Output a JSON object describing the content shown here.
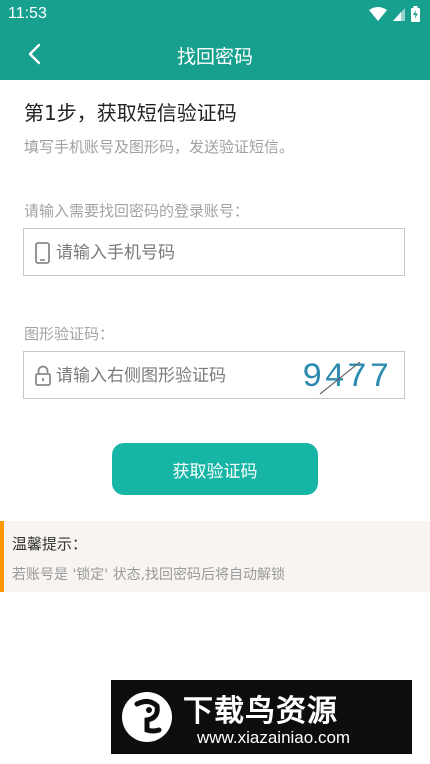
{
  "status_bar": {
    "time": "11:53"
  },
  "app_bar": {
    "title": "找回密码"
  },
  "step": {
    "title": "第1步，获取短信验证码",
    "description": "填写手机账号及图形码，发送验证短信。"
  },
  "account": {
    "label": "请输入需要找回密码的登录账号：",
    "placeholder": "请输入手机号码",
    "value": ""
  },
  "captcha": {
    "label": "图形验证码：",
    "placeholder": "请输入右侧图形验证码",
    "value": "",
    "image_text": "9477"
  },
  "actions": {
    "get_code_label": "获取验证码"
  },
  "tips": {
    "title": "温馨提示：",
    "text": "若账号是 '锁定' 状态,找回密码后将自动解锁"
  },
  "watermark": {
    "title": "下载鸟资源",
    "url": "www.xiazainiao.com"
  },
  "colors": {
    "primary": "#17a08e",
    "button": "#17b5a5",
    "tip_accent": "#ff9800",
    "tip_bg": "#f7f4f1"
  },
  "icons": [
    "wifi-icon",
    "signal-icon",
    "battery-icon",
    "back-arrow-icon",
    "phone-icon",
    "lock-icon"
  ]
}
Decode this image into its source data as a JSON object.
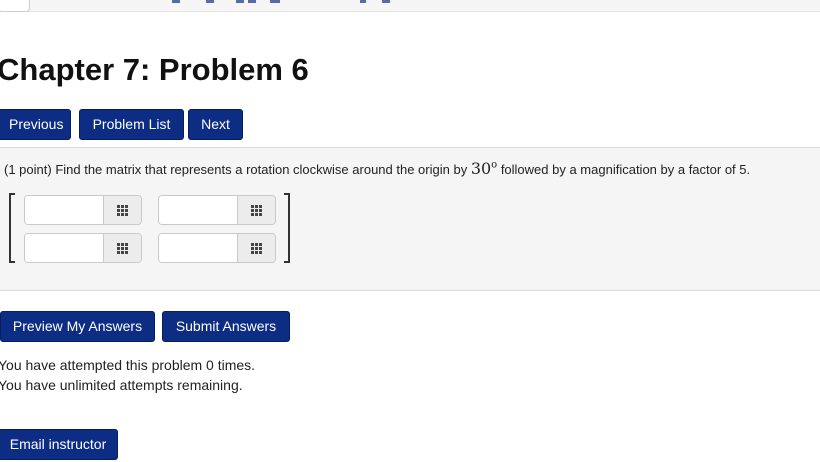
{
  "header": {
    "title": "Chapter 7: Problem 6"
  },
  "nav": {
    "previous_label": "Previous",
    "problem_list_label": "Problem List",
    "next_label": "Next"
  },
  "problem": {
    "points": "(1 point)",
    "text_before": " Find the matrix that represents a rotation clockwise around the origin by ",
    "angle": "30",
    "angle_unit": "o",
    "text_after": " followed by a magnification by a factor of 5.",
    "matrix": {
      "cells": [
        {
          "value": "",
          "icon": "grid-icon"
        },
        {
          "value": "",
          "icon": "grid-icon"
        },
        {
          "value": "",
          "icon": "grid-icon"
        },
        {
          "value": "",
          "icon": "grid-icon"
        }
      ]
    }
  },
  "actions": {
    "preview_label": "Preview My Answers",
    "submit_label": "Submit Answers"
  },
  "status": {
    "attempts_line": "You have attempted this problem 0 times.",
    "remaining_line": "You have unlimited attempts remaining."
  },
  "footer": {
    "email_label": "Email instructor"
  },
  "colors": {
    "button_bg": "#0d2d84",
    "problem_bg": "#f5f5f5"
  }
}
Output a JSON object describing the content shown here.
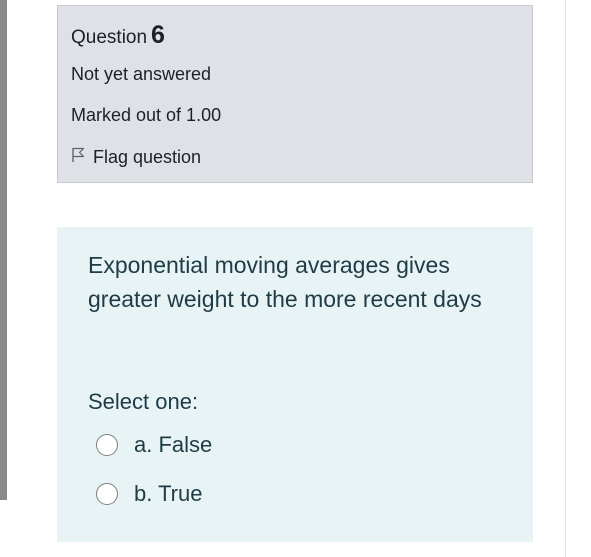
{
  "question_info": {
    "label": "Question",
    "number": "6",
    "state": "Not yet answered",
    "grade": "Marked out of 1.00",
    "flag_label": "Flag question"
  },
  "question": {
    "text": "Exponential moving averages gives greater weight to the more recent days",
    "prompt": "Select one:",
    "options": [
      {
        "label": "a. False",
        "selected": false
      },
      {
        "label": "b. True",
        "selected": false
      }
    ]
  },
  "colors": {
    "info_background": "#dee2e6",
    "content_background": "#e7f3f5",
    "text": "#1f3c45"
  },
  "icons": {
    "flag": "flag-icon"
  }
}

• _Task_:
Gather each line of the records holding the string "have".

• _Finished task_:
    "attempts_line": "You have attempted this problem 0 times.",
    "remaining_line": "You have unlimited attempts remaining."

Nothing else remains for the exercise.